Can you output, as a numbered list, the rows from the very start through the line containing "Circle shape bbox=[602, 344, 611, 351]", leaving out any blank lines?
** Begin RECORDS PROVIDED **
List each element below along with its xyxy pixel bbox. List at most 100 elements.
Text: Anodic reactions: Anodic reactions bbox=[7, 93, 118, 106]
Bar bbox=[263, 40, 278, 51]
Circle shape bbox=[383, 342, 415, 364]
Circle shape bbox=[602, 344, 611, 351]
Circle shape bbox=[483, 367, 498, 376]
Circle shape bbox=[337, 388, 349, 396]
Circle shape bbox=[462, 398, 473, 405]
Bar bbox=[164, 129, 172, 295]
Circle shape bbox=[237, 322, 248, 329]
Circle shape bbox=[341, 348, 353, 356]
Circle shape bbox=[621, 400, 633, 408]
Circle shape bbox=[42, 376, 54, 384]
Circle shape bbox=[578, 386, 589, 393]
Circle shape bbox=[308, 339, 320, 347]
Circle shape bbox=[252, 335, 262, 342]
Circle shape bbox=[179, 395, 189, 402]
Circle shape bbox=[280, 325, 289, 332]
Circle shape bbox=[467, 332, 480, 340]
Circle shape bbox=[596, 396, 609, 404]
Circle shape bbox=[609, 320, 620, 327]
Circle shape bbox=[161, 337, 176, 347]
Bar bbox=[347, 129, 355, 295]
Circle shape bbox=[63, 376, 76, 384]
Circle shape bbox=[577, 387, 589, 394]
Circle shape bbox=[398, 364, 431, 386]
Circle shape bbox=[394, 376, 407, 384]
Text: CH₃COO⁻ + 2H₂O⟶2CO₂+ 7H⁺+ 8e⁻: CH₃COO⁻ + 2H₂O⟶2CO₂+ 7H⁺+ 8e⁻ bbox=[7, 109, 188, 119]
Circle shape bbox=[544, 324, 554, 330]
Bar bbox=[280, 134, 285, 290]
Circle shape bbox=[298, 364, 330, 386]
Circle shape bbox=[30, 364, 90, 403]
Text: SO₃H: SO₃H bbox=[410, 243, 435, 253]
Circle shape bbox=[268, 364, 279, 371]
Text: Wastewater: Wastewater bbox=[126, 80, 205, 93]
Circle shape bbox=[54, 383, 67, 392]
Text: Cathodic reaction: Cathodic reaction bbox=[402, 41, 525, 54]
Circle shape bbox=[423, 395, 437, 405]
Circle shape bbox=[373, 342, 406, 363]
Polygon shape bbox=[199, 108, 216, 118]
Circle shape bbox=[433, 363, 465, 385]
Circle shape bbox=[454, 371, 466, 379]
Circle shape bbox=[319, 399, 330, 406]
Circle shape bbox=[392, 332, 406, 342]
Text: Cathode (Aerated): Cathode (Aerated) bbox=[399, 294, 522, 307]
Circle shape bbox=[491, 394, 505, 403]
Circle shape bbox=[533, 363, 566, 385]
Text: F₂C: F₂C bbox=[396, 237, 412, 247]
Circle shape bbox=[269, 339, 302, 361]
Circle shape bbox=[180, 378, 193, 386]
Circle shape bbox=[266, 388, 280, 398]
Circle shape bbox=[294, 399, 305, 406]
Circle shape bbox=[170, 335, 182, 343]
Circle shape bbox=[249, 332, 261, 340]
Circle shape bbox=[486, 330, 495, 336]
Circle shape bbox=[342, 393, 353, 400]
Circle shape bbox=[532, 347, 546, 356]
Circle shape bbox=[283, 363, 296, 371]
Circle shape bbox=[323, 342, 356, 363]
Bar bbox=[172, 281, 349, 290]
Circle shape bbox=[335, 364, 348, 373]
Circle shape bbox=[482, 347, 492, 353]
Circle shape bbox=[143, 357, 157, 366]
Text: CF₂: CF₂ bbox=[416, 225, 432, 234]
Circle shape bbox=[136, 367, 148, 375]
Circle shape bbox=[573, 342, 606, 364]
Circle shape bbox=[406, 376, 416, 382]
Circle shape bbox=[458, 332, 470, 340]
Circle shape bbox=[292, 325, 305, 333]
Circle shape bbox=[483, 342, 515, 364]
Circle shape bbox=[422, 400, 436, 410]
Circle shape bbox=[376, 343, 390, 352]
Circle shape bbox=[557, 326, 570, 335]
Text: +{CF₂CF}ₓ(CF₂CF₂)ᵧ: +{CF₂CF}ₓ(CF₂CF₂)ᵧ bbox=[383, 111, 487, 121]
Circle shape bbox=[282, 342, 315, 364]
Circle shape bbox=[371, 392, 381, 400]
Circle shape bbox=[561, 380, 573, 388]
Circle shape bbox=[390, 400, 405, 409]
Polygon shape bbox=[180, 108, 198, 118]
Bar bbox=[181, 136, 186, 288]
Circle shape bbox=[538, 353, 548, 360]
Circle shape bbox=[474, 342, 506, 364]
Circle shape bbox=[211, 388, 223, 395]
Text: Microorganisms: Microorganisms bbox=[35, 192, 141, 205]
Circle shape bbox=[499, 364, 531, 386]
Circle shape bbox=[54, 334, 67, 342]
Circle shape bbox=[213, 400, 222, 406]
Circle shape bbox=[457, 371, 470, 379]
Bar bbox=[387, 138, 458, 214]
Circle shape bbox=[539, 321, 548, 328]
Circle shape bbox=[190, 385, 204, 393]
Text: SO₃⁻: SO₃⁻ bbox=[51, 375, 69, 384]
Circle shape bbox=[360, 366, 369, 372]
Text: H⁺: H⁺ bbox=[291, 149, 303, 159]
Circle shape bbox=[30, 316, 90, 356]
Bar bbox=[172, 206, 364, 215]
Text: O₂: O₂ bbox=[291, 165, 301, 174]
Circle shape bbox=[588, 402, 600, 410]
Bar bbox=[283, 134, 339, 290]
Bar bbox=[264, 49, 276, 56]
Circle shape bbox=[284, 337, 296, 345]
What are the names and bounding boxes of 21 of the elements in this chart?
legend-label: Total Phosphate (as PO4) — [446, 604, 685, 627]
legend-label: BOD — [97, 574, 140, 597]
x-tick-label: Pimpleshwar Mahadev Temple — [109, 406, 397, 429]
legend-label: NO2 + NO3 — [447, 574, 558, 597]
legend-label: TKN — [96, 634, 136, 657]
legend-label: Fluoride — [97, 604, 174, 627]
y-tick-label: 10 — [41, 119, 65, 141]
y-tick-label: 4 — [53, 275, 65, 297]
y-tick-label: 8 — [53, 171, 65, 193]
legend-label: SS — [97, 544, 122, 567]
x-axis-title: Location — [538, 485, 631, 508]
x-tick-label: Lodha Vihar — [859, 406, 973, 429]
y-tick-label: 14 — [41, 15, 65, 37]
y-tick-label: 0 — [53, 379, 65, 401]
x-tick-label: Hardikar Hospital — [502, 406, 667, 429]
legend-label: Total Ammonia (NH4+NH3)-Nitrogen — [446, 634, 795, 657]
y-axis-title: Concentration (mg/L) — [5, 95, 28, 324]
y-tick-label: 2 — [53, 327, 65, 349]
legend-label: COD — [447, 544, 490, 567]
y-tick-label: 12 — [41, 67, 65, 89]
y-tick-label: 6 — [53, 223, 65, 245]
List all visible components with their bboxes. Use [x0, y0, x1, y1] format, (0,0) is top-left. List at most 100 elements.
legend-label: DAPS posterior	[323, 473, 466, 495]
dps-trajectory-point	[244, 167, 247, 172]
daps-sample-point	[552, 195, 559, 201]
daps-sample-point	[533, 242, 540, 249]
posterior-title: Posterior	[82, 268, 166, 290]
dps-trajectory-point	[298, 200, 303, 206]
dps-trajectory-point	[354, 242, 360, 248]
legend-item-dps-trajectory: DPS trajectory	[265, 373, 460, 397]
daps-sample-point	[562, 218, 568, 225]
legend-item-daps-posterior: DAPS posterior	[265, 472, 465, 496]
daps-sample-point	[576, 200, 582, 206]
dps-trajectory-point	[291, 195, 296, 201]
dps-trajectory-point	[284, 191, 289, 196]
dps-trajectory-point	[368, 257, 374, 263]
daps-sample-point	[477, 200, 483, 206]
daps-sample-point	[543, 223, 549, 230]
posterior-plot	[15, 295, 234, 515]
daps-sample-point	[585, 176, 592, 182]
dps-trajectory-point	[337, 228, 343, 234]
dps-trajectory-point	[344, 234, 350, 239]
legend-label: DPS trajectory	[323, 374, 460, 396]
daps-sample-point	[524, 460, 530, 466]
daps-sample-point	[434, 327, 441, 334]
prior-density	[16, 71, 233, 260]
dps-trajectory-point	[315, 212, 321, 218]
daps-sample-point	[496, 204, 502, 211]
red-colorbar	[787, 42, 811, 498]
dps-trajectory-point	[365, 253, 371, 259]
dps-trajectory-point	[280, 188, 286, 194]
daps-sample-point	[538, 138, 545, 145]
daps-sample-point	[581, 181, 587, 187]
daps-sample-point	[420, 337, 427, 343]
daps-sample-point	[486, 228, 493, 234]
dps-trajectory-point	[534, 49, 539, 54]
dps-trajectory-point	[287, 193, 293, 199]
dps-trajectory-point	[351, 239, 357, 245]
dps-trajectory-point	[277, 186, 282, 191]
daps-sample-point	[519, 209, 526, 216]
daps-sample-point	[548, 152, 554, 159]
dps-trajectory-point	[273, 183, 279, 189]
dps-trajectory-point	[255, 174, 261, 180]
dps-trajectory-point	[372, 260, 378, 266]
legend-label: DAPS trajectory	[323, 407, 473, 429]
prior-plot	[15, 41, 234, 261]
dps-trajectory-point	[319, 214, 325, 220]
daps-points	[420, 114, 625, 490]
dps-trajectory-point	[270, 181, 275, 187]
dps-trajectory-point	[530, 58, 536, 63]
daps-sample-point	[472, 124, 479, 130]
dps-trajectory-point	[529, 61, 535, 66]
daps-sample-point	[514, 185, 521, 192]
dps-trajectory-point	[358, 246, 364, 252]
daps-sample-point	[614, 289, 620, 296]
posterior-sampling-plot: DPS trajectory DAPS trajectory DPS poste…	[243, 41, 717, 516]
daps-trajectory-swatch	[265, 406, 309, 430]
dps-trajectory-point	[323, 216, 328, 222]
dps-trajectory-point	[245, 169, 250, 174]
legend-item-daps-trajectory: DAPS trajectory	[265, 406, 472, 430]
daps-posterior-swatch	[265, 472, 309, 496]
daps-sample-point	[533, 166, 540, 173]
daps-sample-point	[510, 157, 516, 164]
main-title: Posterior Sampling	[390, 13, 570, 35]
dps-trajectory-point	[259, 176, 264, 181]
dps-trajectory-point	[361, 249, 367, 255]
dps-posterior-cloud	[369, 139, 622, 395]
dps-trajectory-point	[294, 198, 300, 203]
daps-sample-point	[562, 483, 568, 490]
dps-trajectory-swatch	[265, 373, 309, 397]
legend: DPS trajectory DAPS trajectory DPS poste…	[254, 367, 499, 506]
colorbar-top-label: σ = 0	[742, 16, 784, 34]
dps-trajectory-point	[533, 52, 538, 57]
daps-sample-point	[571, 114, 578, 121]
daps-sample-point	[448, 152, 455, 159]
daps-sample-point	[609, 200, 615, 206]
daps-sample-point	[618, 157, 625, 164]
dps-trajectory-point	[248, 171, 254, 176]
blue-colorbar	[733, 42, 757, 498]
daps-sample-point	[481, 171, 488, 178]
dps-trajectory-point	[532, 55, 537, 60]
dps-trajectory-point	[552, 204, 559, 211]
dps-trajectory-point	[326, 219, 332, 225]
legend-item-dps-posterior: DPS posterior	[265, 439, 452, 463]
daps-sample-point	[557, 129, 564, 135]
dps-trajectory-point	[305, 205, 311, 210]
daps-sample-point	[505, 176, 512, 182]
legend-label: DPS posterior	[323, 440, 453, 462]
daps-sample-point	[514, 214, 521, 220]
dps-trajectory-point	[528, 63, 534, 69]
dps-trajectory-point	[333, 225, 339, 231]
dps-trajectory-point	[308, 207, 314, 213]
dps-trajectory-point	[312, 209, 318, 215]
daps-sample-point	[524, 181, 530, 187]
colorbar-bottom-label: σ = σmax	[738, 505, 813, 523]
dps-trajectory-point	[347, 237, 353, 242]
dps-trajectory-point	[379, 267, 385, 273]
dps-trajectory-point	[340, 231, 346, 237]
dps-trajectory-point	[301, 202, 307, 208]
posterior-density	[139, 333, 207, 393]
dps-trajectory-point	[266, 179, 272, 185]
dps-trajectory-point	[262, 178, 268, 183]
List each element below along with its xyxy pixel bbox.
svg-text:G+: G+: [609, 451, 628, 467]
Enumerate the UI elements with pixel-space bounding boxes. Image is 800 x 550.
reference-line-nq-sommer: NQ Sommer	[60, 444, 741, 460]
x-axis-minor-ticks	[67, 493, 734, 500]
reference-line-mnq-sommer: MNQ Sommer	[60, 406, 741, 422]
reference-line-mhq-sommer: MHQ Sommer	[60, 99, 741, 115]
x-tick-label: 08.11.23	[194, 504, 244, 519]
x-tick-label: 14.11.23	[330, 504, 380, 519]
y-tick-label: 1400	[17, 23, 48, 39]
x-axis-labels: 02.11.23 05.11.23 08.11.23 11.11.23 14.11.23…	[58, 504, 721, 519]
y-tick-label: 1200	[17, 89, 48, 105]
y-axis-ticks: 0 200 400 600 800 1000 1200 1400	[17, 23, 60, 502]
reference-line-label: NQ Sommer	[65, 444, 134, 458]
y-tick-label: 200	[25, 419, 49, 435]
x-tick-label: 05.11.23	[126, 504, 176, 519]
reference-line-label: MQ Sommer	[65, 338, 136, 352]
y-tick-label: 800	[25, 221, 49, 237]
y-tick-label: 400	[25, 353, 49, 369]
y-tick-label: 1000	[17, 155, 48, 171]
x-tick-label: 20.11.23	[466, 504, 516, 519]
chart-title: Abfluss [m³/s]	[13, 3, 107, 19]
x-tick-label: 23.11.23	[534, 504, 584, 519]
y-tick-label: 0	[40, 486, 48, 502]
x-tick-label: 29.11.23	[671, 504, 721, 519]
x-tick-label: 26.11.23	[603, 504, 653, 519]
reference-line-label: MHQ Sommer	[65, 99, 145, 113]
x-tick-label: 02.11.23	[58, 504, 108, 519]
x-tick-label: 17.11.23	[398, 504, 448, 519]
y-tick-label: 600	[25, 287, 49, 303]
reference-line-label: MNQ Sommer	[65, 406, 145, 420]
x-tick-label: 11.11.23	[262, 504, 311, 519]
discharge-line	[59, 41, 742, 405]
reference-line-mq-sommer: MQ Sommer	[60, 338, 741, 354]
** End RECORDS PROVIDED **
SOLUTION TO THIS EXERCISE:
1. List each element below along with its xyxy pixel bbox. List at most 100 elements.
2. Text: Anodic reactions: Anodic reactions bbox=[7, 93, 118, 106]
3. Bar bbox=[263, 40, 278, 51]
4. Circle shape bbox=[383, 342, 415, 364]
5. Circle shape bbox=[602, 344, 611, 351]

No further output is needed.